What you have to do:
Find how many lines in the material contain "name"; your answer should be that number alone.

┄┄┄┄┄┄

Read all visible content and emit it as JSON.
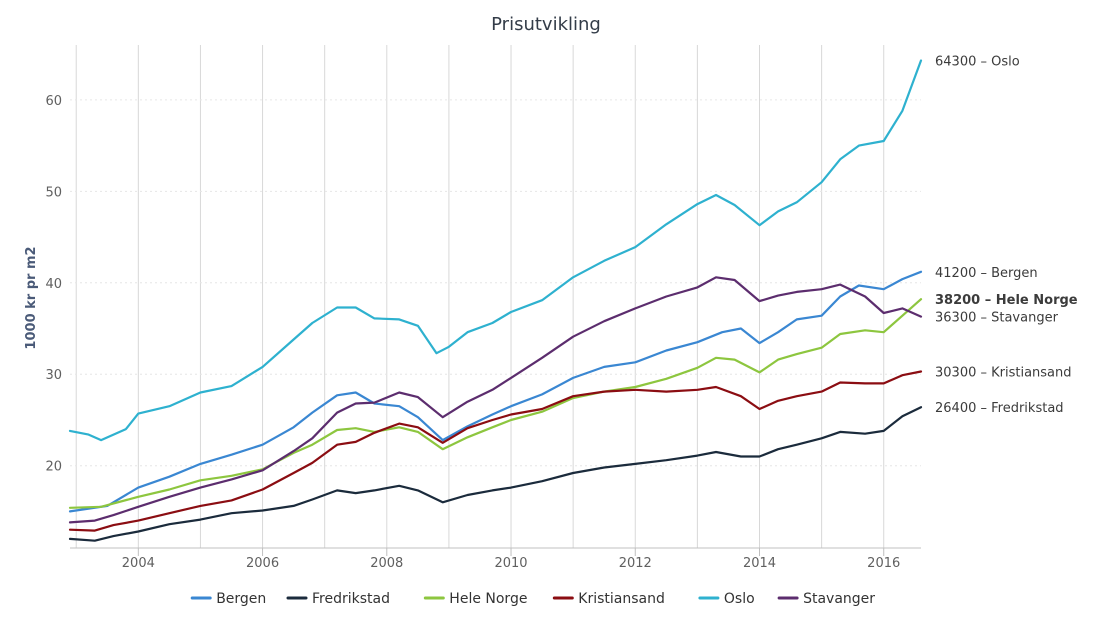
{
  "chart_data": {
    "type": "line",
    "title": "Prisutvikling",
    "xlabel": "",
    "ylabel": "1000 kr pr m2",
    "xlim": [
      2002.9,
      2016.6
    ],
    "ylim": [
      11,
      66
    ],
    "x_ticks": [
      "2004",
      "2006",
      "2008",
      "2010",
      "2012",
      "2014",
      "2016"
    ],
    "y_ticks": [
      "20",
      "30",
      "40",
      "50",
      "60"
    ],
    "grid": "vertical lines at years, dotted horizontal lines",
    "legend": "bottom-center",
    "series": [
      {
        "name": "Bergen",
        "color": "#3a87d2",
        "end_label": "41200 – Bergen",
        "points": [
          [
            2002.9,
            15.0
          ],
          [
            2003.5,
            15.6
          ],
          [
            2004.0,
            17.6
          ],
          [
            2004.5,
            18.8
          ],
          [
            2005.0,
            20.2
          ],
          [
            2005.5,
            21.2
          ],
          [
            2006.0,
            22.3
          ],
          [
            2006.5,
            24.2
          ],
          [
            2006.8,
            25.8
          ],
          [
            2007.2,
            27.7
          ],
          [
            2007.5,
            28.0
          ],
          [
            2007.8,
            26.8
          ],
          [
            2008.2,
            26.5
          ],
          [
            2008.5,
            25.3
          ],
          [
            2008.9,
            22.8
          ],
          [
            2009.3,
            24.3
          ],
          [
            2009.7,
            25.6
          ],
          [
            2010.0,
            26.5
          ],
          [
            2010.5,
            27.8
          ],
          [
            2011.0,
            29.6
          ],
          [
            2011.5,
            30.8
          ],
          [
            2012.0,
            31.3
          ],
          [
            2012.5,
            32.6
          ],
          [
            2013.0,
            33.5
          ],
          [
            2013.4,
            34.6
          ],
          [
            2013.7,
            35.0
          ],
          [
            2014.0,
            33.4
          ],
          [
            2014.3,
            34.6
          ],
          [
            2014.6,
            36.0
          ],
          [
            2015.0,
            36.4
          ],
          [
            2015.3,
            38.5
          ],
          [
            2015.6,
            39.7
          ],
          [
            2016.0,
            39.3
          ],
          [
            2016.3,
            40.4
          ],
          [
            2016.6,
            41.2
          ]
        ]
      },
      {
        "name": "Fredrikstad",
        "color": "#1b2b3c",
        "end_label": "26400 – Fredrikstad",
        "points": [
          [
            2002.9,
            12.0
          ],
          [
            2003.3,
            11.8
          ],
          [
            2003.6,
            12.3
          ],
          [
            2004.0,
            12.8
          ],
          [
            2004.5,
            13.6
          ],
          [
            2005.0,
            14.1
          ],
          [
            2005.5,
            14.8
          ],
          [
            2006.0,
            15.1
          ],
          [
            2006.5,
            15.6
          ],
          [
            2006.8,
            16.3
          ],
          [
            2007.2,
            17.3
          ],
          [
            2007.5,
            17.0
          ],
          [
            2007.8,
            17.3
          ],
          [
            2008.2,
            17.8
          ],
          [
            2008.5,
            17.3
          ],
          [
            2008.9,
            16.0
          ],
          [
            2009.3,
            16.8
          ],
          [
            2009.7,
            17.3
          ],
          [
            2010.0,
            17.6
          ],
          [
            2010.5,
            18.3
          ],
          [
            2011.0,
            19.2
          ],
          [
            2011.5,
            19.8
          ],
          [
            2012.0,
            20.2
          ],
          [
            2012.5,
            20.6
          ],
          [
            2013.0,
            21.1
          ],
          [
            2013.3,
            21.5
          ],
          [
            2013.7,
            21.0
          ],
          [
            2014.0,
            21.0
          ],
          [
            2014.3,
            21.8
          ],
          [
            2014.6,
            22.3
          ],
          [
            2015.0,
            23.0
          ],
          [
            2015.3,
            23.7
          ],
          [
            2015.7,
            23.5
          ],
          [
            2016.0,
            23.8
          ],
          [
            2016.3,
            25.4
          ],
          [
            2016.6,
            26.4
          ]
        ]
      },
      {
        "name": "Hele Norge",
        "color": "#8dc63f",
        "end_label": "38200 – Hele Norge",
        "bold": true,
        "points": [
          [
            2002.9,
            15.4
          ],
          [
            2003.4,
            15.5
          ],
          [
            2004.0,
            16.6
          ],
          [
            2004.5,
            17.4
          ],
          [
            2005.0,
            18.4
          ],
          [
            2005.5,
            18.9
          ],
          [
            2006.0,
            19.6
          ],
          [
            2006.5,
            21.4
          ],
          [
            2006.8,
            22.3
          ],
          [
            2007.2,
            23.9
          ],
          [
            2007.5,
            24.1
          ],
          [
            2007.8,
            23.7
          ],
          [
            2008.2,
            24.2
          ],
          [
            2008.5,
            23.7
          ],
          [
            2008.9,
            21.8
          ],
          [
            2009.3,
            23.1
          ],
          [
            2009.7,
            24.2
          ],
          [
            2010.0,
            25.0
          ],
          [
            2010.5,
            25.9
          ],
          [
            2011.0,
            27.4
          ],
          [
            2011.5,
            28.1
          ],
          [
            2012.0,
            28.6
          ],
          [
            2012.5,
            29.5
          ],
          [
            2013.0,
            30.7
          ],
          [
            2013.3,
            31.8
          ],
          [
            2013.6,
            31.6
          ],
          [
            2014.0,
            30.2
          ],
          [
            2014.3,
            31.6
          ],
          [
            2014.6,
            32.2
          ],
          [
            2015.0,
            32.9
          ],
          [
            2015.3,
            34.4
          ],
          [
            2015.7,
            34.8
          ],
          [
            2016.0,
            34.6
          ],
          [
            2016.3,
            36.4
          ],
          [
            2016.6,
            38.2
          ]
        ]
      },
      {
        "name": "Kristiansand",
        "color": "#8b0d12",
        "end_label": "30300 – Kristiansand",
        "points": [
          [
            2002.9,
            13.0
          ],
          [
            2003.3,
            12.9
          ],
          [
            2003.6,
            13.5
          ],
          [
            2004.0,
            14.0
          ],
          [
            2004.5,
            14.8
          ],
          [
            2005.0,
            15.6
          ],
          [
            2005.5,
            16.2
          ],
          [
            2006.0,
            17.4
          ],
          [
            2006.5,
            19.2
          ],
          [
            2006.8,
            20.3
          ],
          [
            2007.2,
            22.3
          ],
          [
            2007.5,
            22.6
          ],
          [
            2007.8,
            23.6
          ],
          [
            2008.2,
            24.6
          ],
          [
            2008.5,
            24.2
          ],
          [
            2008.9,
            22.5
          ],
          [
            2009.3,
            24.1
          ],
          [
            2009.7,
            25.0
          ],
          [
            2010.0,
            25.6
          ],
          [
            2010.5,
            26.2
          ],
          [
            2011.0,
            27.6
          ],
          [
            2011.5,
            28.1
          ],
          [
            2012.0,
            28.3
          ],
          [
            2012.5,
            28.1
          ],
          [
            2013.0,
            28.3
          ],
          [
            2013.3,
            28.6
          ],
          [
            2013.7,
            27.6
          ],
          [
            2014.0,
            26.2
          ],
          [
            2014.3,
            27.1
          ],
          [
            2014.6,
            27.6
          ],
          [
            2015.0,
            28.1
          ],
          [
            2015.3,
            29.1
          ],
          [
            2015.7,
            29.0
          ],
          [
            2016.0,
            29.0
          ],
          [
            2016.3,
            29.9
          ],
          [
            2016.6,
            30.3
          ]
        ]
      },
      {
        "name": "Oslo",
        "color": "#2eb1cf",
        "end_label": "64300 – Oslo",
        "points": [
          [
            2002.9,
            23.8
          ],
          [
            2003.2,
            23.4
          ],
          [
            2003.4,
            22.8
          ],
          [
            2003.8,
            24.0
          ],
          [
            2004.0,
            25.7
          ],
          [
            2004.5,
            26.5
          ],
          [
            2005.0,
            28.0
          ],
          [
            2005.5,
            28.7
          ],
          [
            2006.0,
            30.8
          ],
          [
            2006.5,
            33.8
          ],
          [
            2006.8,
            35.6
          ],
          [
            2007.2,
            37.3
          ],
          [
            2007.5,
            37.3
          ],
          [
            2007.8,
            36.1
          ],
          [
            2008.2,
            36.0
          ],
          [
            2008.5,
            35.3
          ],
          [
            2008.8,
            32.3
          ],
          [
            2009.0,
            33.0
          ],
          [
            2009.3,
            34.6
          ],
          [
            2009.7,
            35.6
          ],
          [
            2010.0,
            36.8
          ],
          [
            2010.5,
            38.1
          ],
          [
            2011.0,
            40.6
          ],
          [
            2011.5,
            42.4
          ],
          [
            2012.0,
            43.9
          ],
          [
            2012.5,
            46.4
          ],
          [
            2013.0,
            48.6
          ],
          [
            2013.3,
            49.6
          ],
          [
            2013.6,
            48.5
          ],
          [
            2014.0,
            46.3
          ],
          [
            2014.3,
            47.8
          ],
          [
            2014.6,
            48.8
          ],
          [
            2015.0,
            51.0
          ],
          [
            2015.3,
            53.5
          ],
          [
            2015.6,
            55.0
          ],
          [
            2016.0,
            55.5
          ],
          [
            2016.3,
            58.8
          ],
          [
            2016.6,
            64.3
          ]
        ]
      },
      {
        "name": "Stavanger",
        "color": "#5c2d6e",
        "end_label": "36300 – Stavanger",
        "points": [
          [
            2002.9,
            13.8
          ],
          [
            2003.3,
            14.0
          ],
          [
            2003.6,
            14.6
          ],
          [
            2004.0,
            15.5
          ],
          [
            2004.5,
            16.6
          ],
          [
            2005.0,
            17.6
          ],
          [
            2005.5,
            18.5
          ],
          [
            2006.0,
            19.5
          ],
          [
            2006.5,
            21.6
          ],
          [
            2006.8,
            23.0
          ],
          [
            2007.2,
            25.8
          ],
          [
            2007.5,
            26.8
          ],
          [
            2007.8,
            26.9
          ],
          [
            2008.2,
            28.0
          ],
          [
            2008.5,
            27.5
          ],
          [
            2008.9,
            25.3
          ],
          [
            2009.3,
            27.0
          ],
          [
            2009.7,
            28.3
          ],
          [
            2010.0,
            29.6
          ],
          [
            2010.5,
            31.8
          ],
          [
            2011.0,
            34.1
          ],
          [
            2011.5,
            35.8
          ],
          [
            2012.0,
            37.2
          ],
          [
            2012.5,
            38.5
          ],
          [
            2013.0,
            39.5
          ],
          [
            2013.3,
            40.6
          ],
          [
            2013.6,
            40.3
          ],
          [
            2014.0,
            38.0
          ],
          [
            2014.3,
            38.6
          ],
          [
            2014.6,
            39.0
          ],
          [
            2015.0,
            39.3
          ],
          [
            2015.3,
            39.8
          ],
          [
            2015.7,
            38.5
          ],
          [
            2016.0,
            36.7
          ],
          [
            2016.3,
            37.2
          ],
          [
            2016.6,
            36.3
          ]
        ]
      }
    ]
  }
}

┄┄┄┄┄┄

Expected answer:
6